The task:
Find the word "chill" in the material below and gather every line that contains it.

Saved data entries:
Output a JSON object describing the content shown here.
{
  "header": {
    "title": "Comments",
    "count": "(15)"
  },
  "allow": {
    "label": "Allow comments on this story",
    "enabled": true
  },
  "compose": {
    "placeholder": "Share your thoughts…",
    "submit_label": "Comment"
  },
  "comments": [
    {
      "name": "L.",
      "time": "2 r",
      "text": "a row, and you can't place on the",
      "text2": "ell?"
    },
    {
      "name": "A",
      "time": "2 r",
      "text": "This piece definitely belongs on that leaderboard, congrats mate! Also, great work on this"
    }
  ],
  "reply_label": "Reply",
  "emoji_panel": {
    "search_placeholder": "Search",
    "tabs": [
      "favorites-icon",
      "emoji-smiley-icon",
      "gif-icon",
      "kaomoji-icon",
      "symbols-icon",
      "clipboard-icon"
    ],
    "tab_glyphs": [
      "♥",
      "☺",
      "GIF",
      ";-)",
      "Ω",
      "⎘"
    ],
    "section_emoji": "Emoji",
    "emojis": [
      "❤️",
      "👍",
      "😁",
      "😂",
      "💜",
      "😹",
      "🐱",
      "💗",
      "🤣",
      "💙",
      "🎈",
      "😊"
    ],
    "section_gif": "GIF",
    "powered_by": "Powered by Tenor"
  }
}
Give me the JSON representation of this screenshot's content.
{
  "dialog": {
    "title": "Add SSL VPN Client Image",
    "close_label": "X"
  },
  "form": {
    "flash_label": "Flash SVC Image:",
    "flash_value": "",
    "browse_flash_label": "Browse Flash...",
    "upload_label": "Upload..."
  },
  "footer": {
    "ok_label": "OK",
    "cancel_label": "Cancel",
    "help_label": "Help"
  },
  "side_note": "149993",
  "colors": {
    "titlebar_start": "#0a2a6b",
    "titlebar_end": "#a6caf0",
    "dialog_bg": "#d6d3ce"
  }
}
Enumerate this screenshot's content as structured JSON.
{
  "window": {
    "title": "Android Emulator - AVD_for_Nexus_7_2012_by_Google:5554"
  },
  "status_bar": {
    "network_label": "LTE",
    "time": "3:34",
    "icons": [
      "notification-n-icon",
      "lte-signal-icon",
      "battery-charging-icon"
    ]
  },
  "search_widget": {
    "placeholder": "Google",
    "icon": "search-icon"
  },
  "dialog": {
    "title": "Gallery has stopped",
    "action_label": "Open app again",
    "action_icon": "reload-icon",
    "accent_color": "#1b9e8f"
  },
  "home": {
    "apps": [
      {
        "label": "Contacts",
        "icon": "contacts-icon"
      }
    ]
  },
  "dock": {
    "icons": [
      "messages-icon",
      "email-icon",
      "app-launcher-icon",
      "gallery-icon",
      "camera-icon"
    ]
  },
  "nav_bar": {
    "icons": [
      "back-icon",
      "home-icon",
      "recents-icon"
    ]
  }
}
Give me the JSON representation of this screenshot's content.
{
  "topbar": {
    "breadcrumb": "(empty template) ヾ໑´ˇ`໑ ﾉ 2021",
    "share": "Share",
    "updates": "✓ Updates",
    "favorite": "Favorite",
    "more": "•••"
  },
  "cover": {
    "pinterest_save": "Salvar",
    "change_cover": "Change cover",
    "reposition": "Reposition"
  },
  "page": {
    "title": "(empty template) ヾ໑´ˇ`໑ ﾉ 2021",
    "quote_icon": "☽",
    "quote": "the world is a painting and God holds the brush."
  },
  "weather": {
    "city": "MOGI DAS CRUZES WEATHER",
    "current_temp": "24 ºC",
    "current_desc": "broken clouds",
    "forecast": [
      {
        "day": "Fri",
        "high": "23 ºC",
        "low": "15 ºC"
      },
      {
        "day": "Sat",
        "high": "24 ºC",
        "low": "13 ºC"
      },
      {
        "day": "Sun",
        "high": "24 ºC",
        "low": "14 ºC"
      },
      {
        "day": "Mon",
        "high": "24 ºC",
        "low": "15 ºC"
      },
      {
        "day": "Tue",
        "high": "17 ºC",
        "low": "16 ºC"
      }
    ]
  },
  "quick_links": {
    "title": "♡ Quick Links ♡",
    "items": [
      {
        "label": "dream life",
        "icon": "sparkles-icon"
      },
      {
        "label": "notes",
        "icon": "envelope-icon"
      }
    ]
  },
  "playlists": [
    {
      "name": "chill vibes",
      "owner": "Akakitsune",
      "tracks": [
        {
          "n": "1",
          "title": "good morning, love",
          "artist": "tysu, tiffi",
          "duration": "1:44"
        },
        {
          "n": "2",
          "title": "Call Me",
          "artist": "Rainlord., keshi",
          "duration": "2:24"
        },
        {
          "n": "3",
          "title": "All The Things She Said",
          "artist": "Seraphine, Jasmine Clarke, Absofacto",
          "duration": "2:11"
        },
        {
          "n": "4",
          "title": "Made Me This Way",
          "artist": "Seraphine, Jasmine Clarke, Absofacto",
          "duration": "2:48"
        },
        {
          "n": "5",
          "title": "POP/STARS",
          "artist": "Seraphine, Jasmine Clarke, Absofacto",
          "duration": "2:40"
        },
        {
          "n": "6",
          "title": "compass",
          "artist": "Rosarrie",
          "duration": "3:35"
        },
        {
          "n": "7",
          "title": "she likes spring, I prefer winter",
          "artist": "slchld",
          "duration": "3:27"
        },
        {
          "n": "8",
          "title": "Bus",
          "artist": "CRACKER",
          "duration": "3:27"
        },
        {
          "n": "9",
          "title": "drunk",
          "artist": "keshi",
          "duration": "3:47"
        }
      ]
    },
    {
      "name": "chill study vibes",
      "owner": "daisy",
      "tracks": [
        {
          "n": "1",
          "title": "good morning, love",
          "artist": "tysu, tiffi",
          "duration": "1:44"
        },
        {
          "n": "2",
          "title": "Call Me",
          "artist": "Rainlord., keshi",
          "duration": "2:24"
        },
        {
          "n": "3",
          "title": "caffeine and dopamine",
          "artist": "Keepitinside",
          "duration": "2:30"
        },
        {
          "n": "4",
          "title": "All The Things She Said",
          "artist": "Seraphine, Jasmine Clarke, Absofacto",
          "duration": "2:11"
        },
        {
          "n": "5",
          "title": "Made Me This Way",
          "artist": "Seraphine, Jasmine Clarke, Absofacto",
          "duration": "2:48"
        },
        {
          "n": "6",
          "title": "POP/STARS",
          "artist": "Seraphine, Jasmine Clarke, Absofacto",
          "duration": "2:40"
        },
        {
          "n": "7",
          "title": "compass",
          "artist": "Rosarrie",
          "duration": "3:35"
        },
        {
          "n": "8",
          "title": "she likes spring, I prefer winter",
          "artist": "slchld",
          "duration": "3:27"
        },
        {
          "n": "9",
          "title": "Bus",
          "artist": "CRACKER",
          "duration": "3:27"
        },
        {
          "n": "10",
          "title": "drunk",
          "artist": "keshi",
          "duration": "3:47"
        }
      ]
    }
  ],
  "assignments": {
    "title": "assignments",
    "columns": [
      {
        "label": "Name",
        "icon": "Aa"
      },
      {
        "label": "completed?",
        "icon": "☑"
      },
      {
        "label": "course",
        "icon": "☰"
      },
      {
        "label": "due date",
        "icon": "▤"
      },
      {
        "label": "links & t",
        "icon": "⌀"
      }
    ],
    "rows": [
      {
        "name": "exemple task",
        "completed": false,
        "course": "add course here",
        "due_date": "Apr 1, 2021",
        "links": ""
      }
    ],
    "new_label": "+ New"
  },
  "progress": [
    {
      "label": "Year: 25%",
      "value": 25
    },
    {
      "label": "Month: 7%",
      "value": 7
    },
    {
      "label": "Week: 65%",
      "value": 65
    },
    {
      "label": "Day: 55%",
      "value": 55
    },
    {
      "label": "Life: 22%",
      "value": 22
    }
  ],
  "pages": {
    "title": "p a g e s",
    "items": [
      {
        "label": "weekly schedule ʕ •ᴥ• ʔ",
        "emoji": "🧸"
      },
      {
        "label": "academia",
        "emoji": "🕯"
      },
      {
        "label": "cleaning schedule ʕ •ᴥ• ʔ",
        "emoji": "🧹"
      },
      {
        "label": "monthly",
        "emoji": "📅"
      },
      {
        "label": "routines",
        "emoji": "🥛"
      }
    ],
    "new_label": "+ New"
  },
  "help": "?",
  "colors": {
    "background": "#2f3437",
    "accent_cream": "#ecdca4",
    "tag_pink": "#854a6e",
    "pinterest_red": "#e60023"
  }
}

Solution to this task:
      "name": "chill vibes",
      "name": "chill study vibes",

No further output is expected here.